Look through the material below. Copy every line with the string "positive" in it.

▶ [EXERCISE INPUTS]:
------------------------------------------------

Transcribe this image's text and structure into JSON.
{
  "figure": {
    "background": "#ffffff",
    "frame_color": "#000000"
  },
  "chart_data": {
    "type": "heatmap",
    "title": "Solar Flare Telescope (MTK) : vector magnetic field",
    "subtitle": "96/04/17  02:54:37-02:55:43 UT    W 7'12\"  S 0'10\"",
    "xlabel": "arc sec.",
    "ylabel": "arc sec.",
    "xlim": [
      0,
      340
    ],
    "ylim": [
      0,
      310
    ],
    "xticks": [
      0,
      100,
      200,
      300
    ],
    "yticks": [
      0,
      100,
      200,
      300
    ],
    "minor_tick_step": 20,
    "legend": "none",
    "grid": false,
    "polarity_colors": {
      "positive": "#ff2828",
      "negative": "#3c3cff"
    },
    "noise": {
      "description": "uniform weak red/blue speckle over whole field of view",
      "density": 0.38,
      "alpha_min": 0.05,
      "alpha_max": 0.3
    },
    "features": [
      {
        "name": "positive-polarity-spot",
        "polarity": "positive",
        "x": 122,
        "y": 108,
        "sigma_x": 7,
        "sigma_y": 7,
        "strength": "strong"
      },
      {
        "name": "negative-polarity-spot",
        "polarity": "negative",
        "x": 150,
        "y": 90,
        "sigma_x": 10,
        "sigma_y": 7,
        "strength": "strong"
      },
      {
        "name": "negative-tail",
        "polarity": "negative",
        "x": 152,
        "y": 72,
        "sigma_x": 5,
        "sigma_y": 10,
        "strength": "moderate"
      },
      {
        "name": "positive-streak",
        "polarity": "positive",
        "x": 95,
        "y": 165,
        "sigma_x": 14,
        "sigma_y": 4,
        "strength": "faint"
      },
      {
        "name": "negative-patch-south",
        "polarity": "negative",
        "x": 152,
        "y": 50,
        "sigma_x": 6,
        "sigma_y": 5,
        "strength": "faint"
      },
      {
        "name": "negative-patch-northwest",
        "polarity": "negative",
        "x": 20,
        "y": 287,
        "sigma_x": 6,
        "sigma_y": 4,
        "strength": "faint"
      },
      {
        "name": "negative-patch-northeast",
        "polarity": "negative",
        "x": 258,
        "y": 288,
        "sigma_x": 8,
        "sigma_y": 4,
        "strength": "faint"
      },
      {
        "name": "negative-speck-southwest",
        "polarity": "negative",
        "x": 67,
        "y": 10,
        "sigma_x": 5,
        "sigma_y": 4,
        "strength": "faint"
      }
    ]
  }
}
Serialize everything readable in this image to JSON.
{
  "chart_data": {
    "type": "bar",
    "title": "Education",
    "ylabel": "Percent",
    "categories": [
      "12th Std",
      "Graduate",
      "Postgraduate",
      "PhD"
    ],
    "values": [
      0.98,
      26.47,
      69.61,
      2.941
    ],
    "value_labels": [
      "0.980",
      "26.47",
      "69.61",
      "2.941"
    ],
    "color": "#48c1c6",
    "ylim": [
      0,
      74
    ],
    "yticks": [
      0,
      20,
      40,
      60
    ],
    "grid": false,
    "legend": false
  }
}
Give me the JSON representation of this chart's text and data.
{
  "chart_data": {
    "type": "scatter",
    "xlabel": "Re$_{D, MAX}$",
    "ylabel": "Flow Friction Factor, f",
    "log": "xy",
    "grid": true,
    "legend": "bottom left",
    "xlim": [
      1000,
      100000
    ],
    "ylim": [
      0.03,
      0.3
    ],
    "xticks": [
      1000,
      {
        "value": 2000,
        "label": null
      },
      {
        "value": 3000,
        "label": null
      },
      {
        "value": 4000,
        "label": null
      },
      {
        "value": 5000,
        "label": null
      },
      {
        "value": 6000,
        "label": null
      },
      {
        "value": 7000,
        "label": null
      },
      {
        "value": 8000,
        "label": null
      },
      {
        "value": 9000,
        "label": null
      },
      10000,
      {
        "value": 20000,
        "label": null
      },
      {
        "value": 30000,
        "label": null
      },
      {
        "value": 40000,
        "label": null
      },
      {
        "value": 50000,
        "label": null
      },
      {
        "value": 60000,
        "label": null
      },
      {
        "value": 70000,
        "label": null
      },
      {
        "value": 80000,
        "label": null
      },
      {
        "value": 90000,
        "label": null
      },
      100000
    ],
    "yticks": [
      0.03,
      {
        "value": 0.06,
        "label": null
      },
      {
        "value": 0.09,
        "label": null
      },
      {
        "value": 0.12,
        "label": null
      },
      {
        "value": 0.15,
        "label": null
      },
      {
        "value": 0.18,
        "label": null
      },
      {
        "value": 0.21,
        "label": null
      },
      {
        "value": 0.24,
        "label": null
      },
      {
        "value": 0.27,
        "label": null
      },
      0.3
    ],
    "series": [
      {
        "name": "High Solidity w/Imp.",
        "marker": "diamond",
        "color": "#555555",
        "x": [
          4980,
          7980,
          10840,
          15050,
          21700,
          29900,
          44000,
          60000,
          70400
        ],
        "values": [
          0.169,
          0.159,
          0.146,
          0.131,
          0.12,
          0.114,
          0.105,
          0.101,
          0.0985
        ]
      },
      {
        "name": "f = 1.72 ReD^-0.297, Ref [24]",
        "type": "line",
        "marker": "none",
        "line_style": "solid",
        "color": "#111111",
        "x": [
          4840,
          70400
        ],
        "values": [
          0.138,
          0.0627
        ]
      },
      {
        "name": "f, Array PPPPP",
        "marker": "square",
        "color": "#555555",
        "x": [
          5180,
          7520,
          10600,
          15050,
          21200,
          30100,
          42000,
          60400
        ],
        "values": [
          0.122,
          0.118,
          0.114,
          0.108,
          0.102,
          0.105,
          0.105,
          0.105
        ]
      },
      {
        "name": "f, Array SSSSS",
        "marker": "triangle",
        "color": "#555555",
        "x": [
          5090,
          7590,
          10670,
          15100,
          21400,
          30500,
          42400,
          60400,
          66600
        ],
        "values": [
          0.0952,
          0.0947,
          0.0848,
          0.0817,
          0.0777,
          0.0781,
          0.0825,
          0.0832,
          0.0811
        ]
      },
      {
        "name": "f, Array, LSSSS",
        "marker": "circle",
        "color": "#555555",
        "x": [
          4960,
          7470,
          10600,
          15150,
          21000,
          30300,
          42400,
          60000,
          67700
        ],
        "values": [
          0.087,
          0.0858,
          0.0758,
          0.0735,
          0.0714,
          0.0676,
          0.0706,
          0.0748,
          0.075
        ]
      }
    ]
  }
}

------------------------------------------------

▶ [RESPONSE TO THIS EXERCISE]:
      "positive": "#ff2828",
        "name": "positive-polarity-spot",
        "polarity": "positive",
        "name": "positive-streak",
        "polarity": "positive",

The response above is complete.